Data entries
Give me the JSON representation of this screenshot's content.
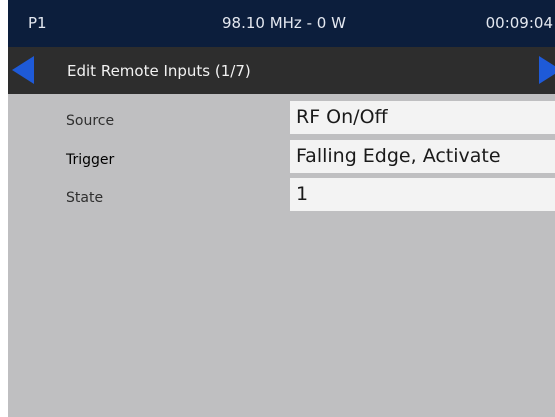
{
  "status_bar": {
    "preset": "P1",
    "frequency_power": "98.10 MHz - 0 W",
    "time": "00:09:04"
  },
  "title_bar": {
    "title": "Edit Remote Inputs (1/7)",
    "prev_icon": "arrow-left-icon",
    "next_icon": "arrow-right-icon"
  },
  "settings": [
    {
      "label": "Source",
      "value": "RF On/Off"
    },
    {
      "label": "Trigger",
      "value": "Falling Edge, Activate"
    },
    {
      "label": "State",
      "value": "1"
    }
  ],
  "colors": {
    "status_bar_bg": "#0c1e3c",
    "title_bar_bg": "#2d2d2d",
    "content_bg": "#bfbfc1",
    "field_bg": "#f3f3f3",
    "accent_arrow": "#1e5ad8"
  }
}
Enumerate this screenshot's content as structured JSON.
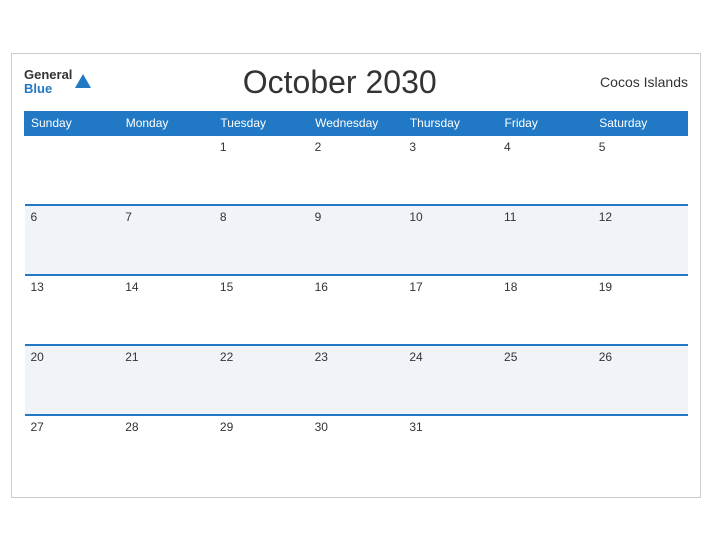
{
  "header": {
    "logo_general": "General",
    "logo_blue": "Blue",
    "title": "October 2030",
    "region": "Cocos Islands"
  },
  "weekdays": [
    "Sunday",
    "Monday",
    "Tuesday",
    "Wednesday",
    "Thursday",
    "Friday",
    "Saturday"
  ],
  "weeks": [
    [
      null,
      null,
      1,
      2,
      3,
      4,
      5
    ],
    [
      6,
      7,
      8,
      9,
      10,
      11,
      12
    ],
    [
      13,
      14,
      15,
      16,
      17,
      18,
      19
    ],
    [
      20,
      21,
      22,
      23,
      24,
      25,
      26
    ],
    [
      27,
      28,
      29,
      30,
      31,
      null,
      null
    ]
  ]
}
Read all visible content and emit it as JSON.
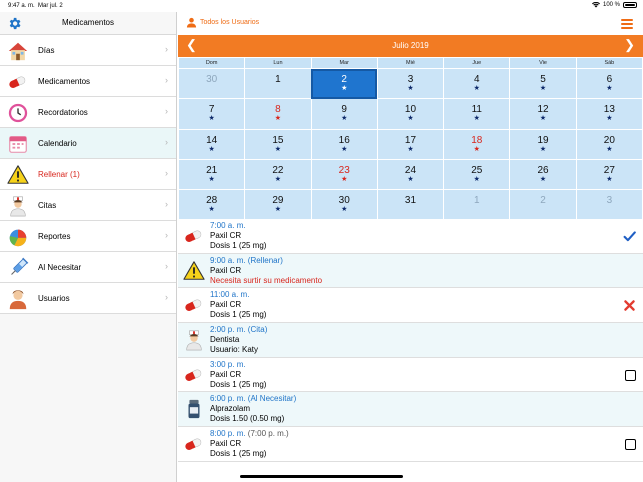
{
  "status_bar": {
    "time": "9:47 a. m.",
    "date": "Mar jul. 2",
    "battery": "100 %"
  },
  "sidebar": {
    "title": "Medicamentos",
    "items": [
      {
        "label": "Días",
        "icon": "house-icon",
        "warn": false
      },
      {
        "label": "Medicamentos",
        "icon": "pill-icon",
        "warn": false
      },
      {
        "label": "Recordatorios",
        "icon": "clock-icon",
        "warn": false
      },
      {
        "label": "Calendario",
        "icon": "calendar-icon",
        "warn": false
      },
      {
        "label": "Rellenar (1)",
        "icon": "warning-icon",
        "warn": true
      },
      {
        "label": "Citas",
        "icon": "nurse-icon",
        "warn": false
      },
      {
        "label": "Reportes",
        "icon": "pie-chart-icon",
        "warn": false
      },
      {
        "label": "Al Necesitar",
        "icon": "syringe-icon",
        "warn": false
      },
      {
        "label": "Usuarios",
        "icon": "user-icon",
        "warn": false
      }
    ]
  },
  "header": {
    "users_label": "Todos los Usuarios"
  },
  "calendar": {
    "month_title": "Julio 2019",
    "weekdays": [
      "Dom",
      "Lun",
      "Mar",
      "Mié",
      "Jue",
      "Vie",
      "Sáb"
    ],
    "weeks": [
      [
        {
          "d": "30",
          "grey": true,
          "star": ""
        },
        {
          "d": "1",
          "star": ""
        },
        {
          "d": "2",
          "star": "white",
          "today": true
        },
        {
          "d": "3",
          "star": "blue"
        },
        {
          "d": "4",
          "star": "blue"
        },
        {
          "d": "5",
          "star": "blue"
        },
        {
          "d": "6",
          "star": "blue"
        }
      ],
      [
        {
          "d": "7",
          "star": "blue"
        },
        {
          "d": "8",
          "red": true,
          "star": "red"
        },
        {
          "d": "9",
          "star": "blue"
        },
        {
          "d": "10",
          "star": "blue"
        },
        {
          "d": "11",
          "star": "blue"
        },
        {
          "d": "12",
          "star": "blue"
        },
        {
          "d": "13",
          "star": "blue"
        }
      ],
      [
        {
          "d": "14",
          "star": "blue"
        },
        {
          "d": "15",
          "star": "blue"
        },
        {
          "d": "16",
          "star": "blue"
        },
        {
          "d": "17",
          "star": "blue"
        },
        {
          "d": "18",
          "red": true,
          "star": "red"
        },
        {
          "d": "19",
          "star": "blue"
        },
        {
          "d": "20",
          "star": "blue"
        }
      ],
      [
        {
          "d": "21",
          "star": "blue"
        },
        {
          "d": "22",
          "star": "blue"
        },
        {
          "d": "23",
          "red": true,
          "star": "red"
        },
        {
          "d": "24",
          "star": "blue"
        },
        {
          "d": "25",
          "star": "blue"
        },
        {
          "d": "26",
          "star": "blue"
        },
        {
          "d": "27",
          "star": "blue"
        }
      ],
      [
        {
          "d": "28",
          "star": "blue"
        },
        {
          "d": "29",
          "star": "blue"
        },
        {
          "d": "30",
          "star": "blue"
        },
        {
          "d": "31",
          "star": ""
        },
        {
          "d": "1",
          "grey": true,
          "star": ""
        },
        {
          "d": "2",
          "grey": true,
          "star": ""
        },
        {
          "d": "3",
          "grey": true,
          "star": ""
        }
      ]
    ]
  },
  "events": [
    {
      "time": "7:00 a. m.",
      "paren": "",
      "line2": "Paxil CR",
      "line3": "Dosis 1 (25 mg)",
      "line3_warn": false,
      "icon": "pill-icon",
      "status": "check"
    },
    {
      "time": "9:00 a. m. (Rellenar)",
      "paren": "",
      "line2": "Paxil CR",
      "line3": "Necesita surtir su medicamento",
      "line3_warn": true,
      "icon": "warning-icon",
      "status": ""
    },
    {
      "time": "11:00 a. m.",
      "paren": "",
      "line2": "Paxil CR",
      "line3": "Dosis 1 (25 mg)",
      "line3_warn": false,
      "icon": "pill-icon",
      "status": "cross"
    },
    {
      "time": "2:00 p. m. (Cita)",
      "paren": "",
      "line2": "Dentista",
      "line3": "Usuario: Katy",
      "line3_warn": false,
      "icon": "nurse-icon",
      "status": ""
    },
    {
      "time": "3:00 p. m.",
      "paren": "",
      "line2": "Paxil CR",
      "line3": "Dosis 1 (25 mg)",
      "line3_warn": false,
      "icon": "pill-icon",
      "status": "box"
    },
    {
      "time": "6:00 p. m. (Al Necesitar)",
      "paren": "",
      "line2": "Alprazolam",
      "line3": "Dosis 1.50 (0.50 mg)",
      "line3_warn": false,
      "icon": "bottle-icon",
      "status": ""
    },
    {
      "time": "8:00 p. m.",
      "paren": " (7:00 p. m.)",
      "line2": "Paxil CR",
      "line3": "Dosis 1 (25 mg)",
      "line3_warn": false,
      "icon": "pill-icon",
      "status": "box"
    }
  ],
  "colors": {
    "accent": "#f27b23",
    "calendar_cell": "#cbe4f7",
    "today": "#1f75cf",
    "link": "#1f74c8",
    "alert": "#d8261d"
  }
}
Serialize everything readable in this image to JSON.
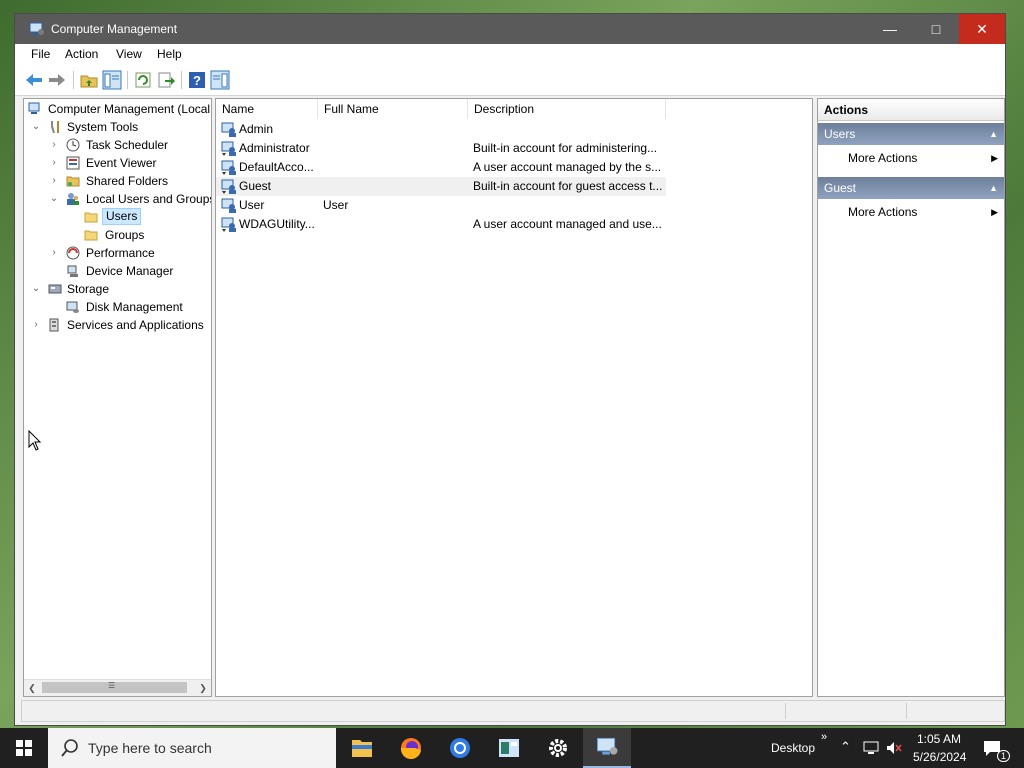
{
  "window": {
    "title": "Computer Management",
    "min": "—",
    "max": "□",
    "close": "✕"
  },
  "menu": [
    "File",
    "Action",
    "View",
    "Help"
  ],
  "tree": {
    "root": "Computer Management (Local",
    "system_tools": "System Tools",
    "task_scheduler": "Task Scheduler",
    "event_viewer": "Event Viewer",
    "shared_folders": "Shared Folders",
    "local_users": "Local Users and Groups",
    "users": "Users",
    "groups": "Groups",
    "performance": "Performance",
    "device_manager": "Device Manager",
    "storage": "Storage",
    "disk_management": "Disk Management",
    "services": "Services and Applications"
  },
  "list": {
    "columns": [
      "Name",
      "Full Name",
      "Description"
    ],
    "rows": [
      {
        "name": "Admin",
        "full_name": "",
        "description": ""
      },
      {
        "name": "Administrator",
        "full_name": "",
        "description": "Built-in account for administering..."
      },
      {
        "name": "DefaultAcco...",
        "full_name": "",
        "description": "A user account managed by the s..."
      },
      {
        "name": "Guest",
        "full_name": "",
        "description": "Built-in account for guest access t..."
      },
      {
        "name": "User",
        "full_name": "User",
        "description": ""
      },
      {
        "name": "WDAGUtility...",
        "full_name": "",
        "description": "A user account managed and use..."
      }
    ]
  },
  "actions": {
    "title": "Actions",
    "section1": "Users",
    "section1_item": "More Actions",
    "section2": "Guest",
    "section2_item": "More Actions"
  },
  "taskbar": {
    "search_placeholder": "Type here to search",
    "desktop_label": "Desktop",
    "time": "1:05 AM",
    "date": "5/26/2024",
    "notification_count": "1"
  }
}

**STATED PROBLEM**
Pick each line holding the word "this" out of the data and copy it.

**RESULT**
Give me the JSON representation of this screenshot's content.
Enumerate this screenshot's content as structured JSON.
Serialize everything readable in this image to JSON.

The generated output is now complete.